* [What you need to do]
Skip the images. Copy the records exactly as written.
+++ The input +++
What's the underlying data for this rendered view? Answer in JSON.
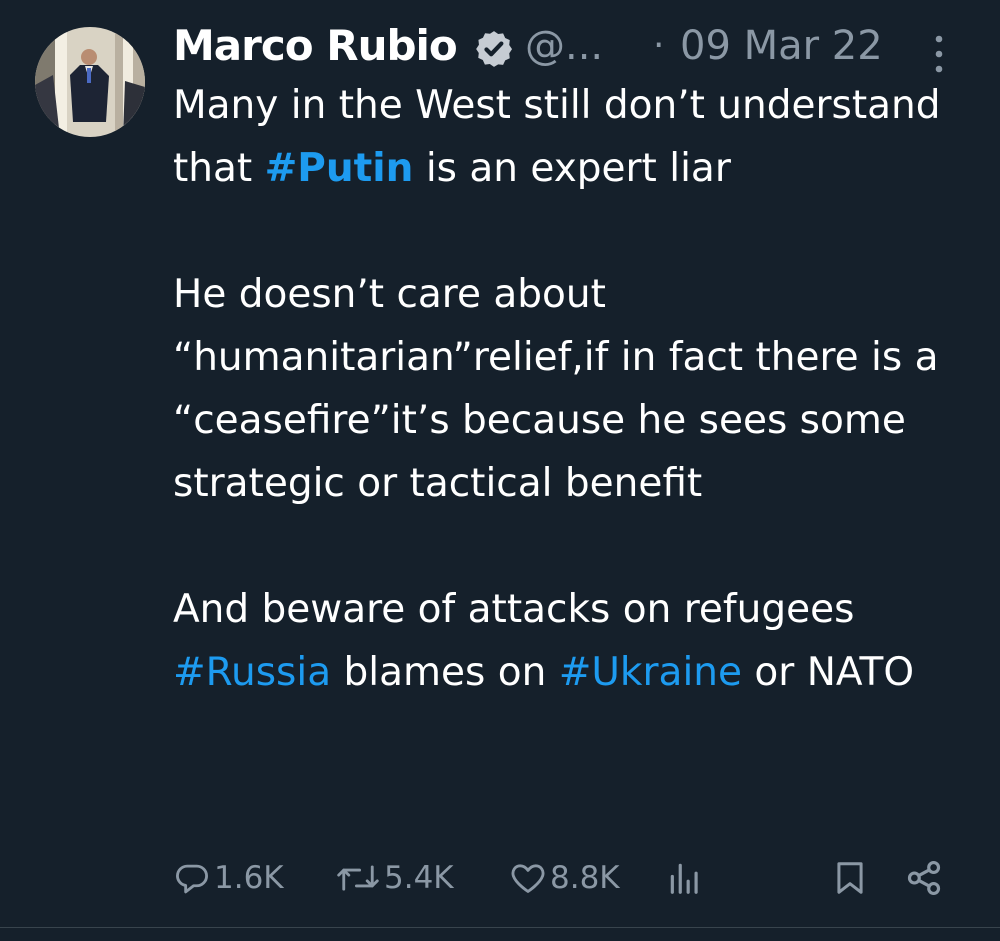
{
  "author": {
    "name": "Marco Rubio",
    "handle": "@...",
    "separator": "·",
    "date": "09 Mar 22",
    "verified": true
  },
  "tweet": {
    "p1": {
      "t1": "Many in the West still don’t understand that ",
      "tag": "#Putin",
      "t2": " is an expert liar"
    },
    "p2": {
      "text": "He doesn’t care about “humanitarian”relief,if in fact there is a “ceasefire”it’s because he sees some strategic or tactical benefit"
    },
    "p3": {
      "t1": "And beware of attacks on refugees ",
      "tag1": "#Russia",
      "t2": " blames on ",
      "tag2": "#Ukraine",
      "t3": " or NATO"
    }
  },
  "actions": {
    "reply_count": "1.6K",
    "retweet_count": "5.4K",
    "like_count": "8.8K"
  },
  "colors": {
    "background": "#15202b",
    "text": "#ffffff",
    "muted": "#8b98a5",
    "hashtag": "#1d9bf0"
  },
  "icons": [
    "verified-badge-icon",
    "more-options-icon",
    "reply-icon",
    "retweet-icon",
    "like-icon",
    "views-icon",
    "bookmark-icon",
    "share-icon"
  ]
}
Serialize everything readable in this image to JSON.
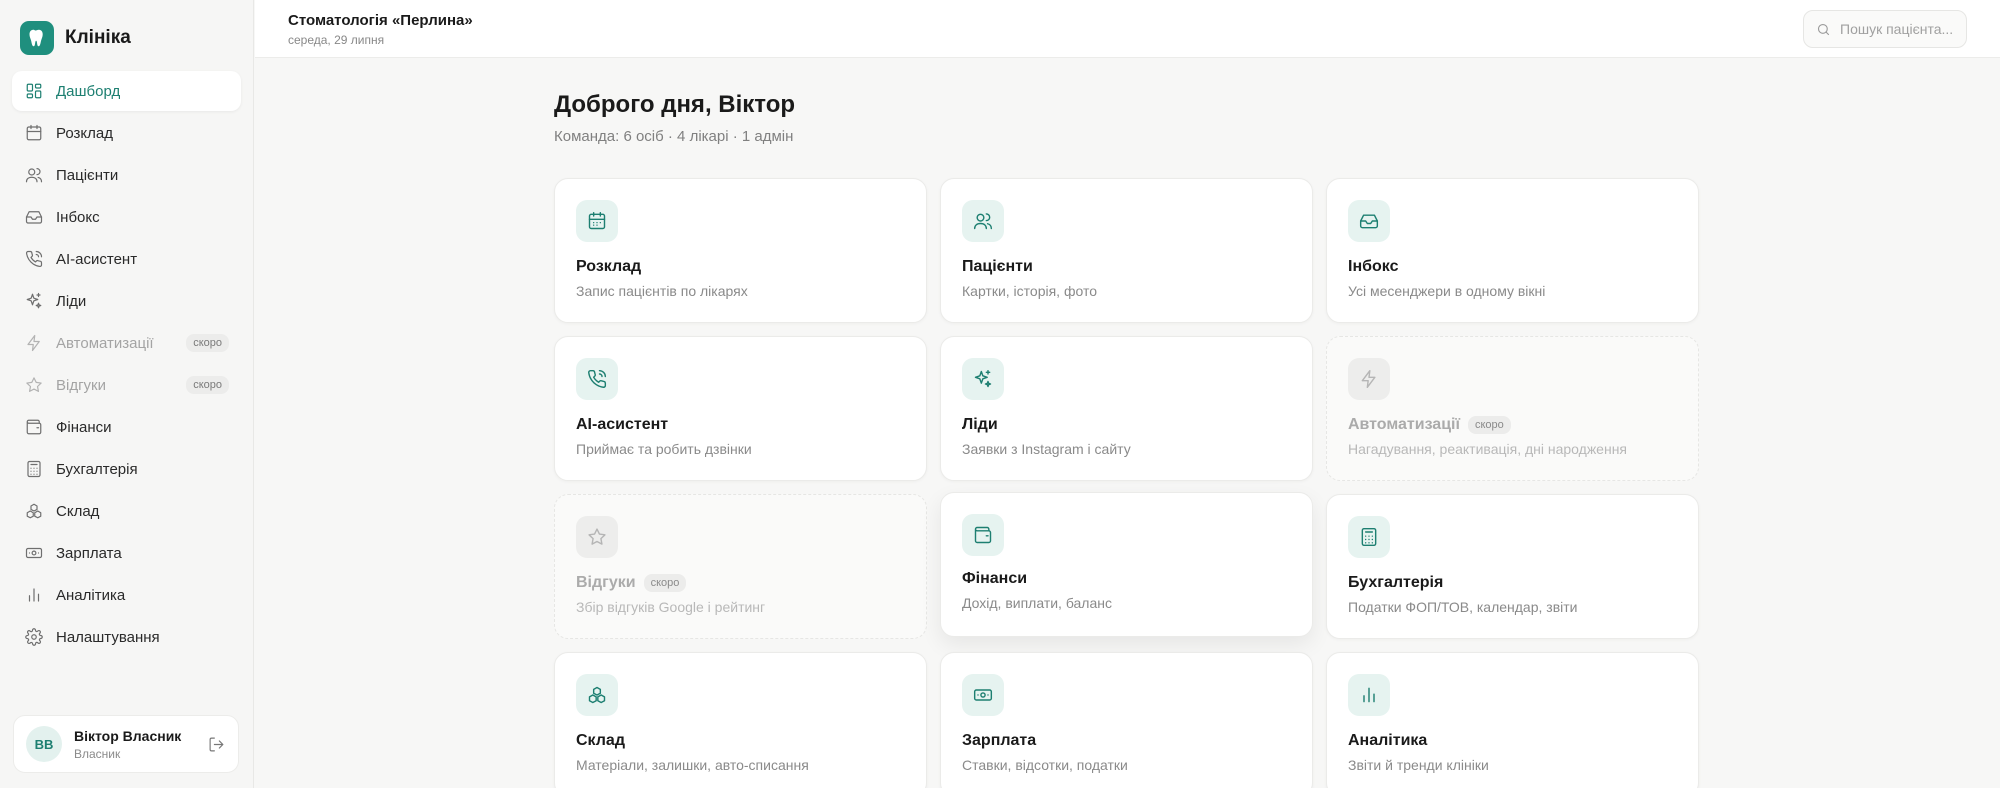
{
  "brand": {
    "name": "Клініка",
    "icon": "tooth-icon",
    "color": "#1f8f7e"
  },
  "sidebar": {
    "items": [
      {
        "label": "Дашборд",
        "icon": "grid-icon",
        "active": true
      },
      {
        "label": "Розклад",
        "icon": "calendar-icon"
      },
      {
        "label": "Пацієнти",
        "icon": "users-icon"
      },
      {
        "label": "Інбокс",
        "icon": "inbox-icon"
      },
      {
        "label": "AI-асистент",
        "icon": "phone-icon"
      },
      {
        "label": "Ліди",
        "icon": "sparkles-icon"
      },
      {
        "label": "Автоматизації",
        "icon": "lightning-icon",
        "badge": "скоро",
        "disabled": true
      },
      {
        "label": "Відгуки",
        "icon": "star-icon",
        "badge": "скоро",
        "disabled": true
      },
      {
        "label": "Фінанси",
        "icon": "wallet-icon"
      },
      {
        "label": "Бухгалтерія",
        "icon": "calculator-icon"
      },
      {
        "label": "Склад",
        "icon": "boxes-icon"
      },
      {
        "label": "Зарплата",
        "icon": "banknote-icon"
      },
      {
        "label": "Аналітика",
        "icon": "bar-chart-icon"
      },
      {
        "label": "Налаштування",
        "icon": "gear-icon"
      }
    ]
  },
  "user": {
    "initials": "ВВ",
    "name": "Віктор Власник",
    "role": "Власник"
  },
  "header": {
    "clinic": "Стоматологія «Перлина»",
    "date": "середа, 29 липня",
    "search_placeholder": "Пошук пацієнта..."
  },
  "main": {
    "greeting": "Доброго дня, Віктор",
    "team": "Команда: 6 осіб · 4 лікарі · 1 адмін",
    "cards": [
      {
        "title": "Розклад",
        "desc": "Запис пацієнтів по лікарях",
        "icon": "calendar-icon"
      },
      {
        "title": "Пацієнти",
        "desc": "Картки, історія, фото",
        "icon": "users-icon"
      },
      {
        "title": "Інбокс",
        "desc": "Усі месенджери в одному вікні",
        "icon": "inbox-icon"
      },
      {
        "title": "AI-асистент",
        "desc": "Приймає та робить дзвінки",
        "icon": "phone-icon"
      },
      {
        "title": "Ліди",
        "desc": "Заявки з Instagram і сайту",
        "icon": "sparkles-icon"
      },
      {
        "title": "Автоматизації",
        "desc": "Нагадування, реактивація, дні народження",
        "icon": "lightning-icon",
        "badge": "скоро",
        "disabled": true
      },
      {
        "title": "Відгуки",
        "desc": "Збір відгуків Google і рейтинг",
        "icon": "star-icon",
        "badge": "скоро",
        "disabled": true
      },
      {
        "title": "Фінанси",
        "desc": "Дохід, виплати, баланс",
        "icon": "wallet-icon"
      },
      {
        "title": "Бухгалтерія",
        "desc": "Податки ФОП/ТОВ, календар, звіти",
        "icon": "calculator-icon"
      },
      {
        "title": "Склад",
        "desc": "Матеріали, залишки, авто-списання",
        "icon": "boxes-icon"
      },
      {
        "title": "Зарплата",
        "desc": "Ставки, відсотки, податки",
        "icon": "banknote-icon"
      },
      {
        "title": "Аналітика",
        "desc": "Звіти й тренди клініки",
        "icon": "bar-chart-icon"
      }
    ]
  },
  "colors": {
    "accent": "#1d7f71",
    "accent_soft": "#e6f3f0"
  }
}
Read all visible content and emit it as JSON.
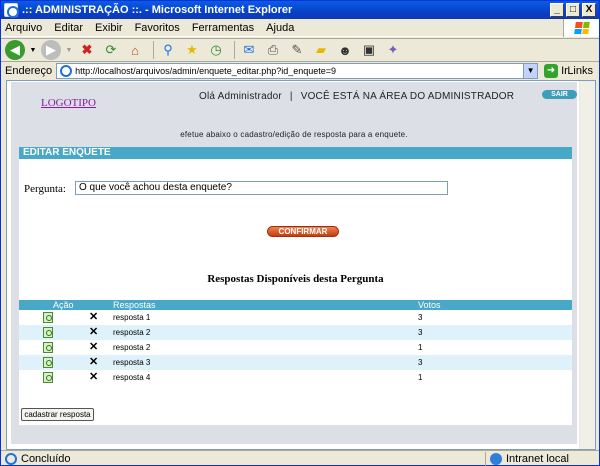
+++
* [Output below]
What's the underlying data for this rendered view? Answer in JSON.
{
  "author": {
    "name": "Marco Rubio",
    "handle": "@...",
    "separator": "·",
    "date": "09 Mar 22",
    "verified": true
  },
  "tweet": {
    "p1": {
      "t1": "Many in the West still don’t understand that ",
      "tag": "#Putin",
      "t2": " is an expert liar"
    },
    "p2": {
      "text": "He doesn’t care about “humanitarian”relief,if in fact there is a “ceasefire”it’s because he sees some strategic or tactical benefit"
    },
    "p3": {
      "t1": "And beware of attacks on refugees ",
      "tag1": "#Russia",
      "t2": " blames on ",
      "tag2": "#Ukraine",
      "t3": " or NATO"
    }
  },
  "actions": {
    "reply_count": "1.6K",
    "retweet_count": "5.4K",
    "like_count": "8.8K"
  },
  "colors": {
    "background": "#15202b",
    "text": "#ffffff",
    "muted": "#8b98a5",
    "hashtag": "#1d9bf0"
  },
  "icons": [
    "verified-badge-icon",
    "more-options-icon",
    "reply-icon",
    "retweet-icon",
    "like-icon",
    "views-icon",
    "bookmark-icon",
    "share-icon"
  ]
}
Serialize everything readable in this image to JSON.
{
  "brand": {
    "name": "Клініка",
    "icon": "tooth-icon",
    "color": "#1f8f7e"
  },
  "sidebar": {
    "items": [
      {
        "label": "Дашборд",
        "icon": "grid-icon",
        "active": true
      },
      {
        "label": "Розклад",
        "icon": "calendar-icon"
      },
      {
        "label": "Пацієнти",
        "icon": "users-icon"
      },
      {
        "label": "Інбокс",
        "icon": "inbox-icon"
      },
      {
        "label": "AI-асистент",
        "icon": "phone-icon"
      },
      {
        "label": "Ліди",
        "icon": "sparkles-icon"
      },
      {
        "label": "Автоматизації",
        "icon": "lightning-icon",
        "badge": "скоро",
        "disabled": true
      },
      {
        "label": "Відгуки",
        "icon": "star-icon",
        "badge": "скоро",
        "disabled": true
      },
      {
        "label": "Фінанси",
        "icon": "wallet-icon"
      },
      {
        "label": "Бухгалтерія",
        "icon": "calculator-icon"
      },
      {
        "label": "Склад",
        "icon": "boxes-icon"
      },
      {
        "label": "Зарплата",
        "icon": "banknote-icon"
      },
      {
        "label": "Аналітика",
        "icon": "bar-chart-icon"
      },
      {
        "label": "Налаштування",
        "icon": "gear-icon"
      }
    ]
  },
  "user": {
    "initials": "ВВ",
    "name": "Віктор Власник",
    "role": "Власник"
  },
  "header": {
    "clinic": "Стоматологія «Перлина»",
    "date": "середа, 29 липня",
    "search_placeholder": "Пошук пацієнта..."
  },
  "main": {
    "greeting": "Доброго дня, Віктор",
    "team": "Команда: 6 осіб · 4 лікарі · 1 адмін",
    "cards": [
      {
        "title": "Розклад",
        "desc": "Запис пацієнтів по лікарях",
        "icon": "calendar-icon"
      },
      {
        "title": "Пацієнти",
        "desc": "Картки, історія, фото",
        "icon": "users-icon"
      },
      {
        "title": "Інбокс",
        "desc": "Усі месенджери в одному вікні",
        "icon": "inbox-icon"
      },
      {
        "title": "AI-асистент",
        "desc": "Приймає та робить дзвінки",
        "icon": "phone-icon"
      },
      {
        "title": "Ліди",
        "desc": "Заявки з Instagram і сайту",
        "icon": "sparkles-icon"
      },
      {
        "title": "Автоматизації",
        "desc": "Нагадування, реактивація, дні народження",
        "icon": "lightning-icon",
        "badge": "скоро",
        "disabled": true
      },
      {
        "title": "Відгуки",
        "desc": "Збір відгуків Google і рейтинг",
        "icon": "star-icon",
        "badge": "скоро",
        "disabled": true
      },
      {
        "title": "Фінанси",
        "desc": "Дохід, виплати, баланс",
        "icon": "wallet-icon"
      },
      {
        "title": "Бухгалтерія",
        "desc": "Податки ФОП/ТОВ, календар, звіти",
        "icon": "calculator-icon"
      },
      {
        "title": "Склад",
        "desc": "Матеріали, залишки, авто-списання",
        "icon": "boxes-icon"
      },
      {
        "title": "Зарплата",
        "desc": "Ставки, відсотки, податки",
        "icon": "banknote-icon"
      },
      {
        "title": "Аналітика",
        "desc": "Звіти й тренди клініки",
        "icon": "bar-chart-icon"
      }
    ]
  },
  "colors": {
    "accent": "#1d7f71",
    "accent_soft": "#e6f3f0"
  }
}
Read all visible content and emit it as JSON.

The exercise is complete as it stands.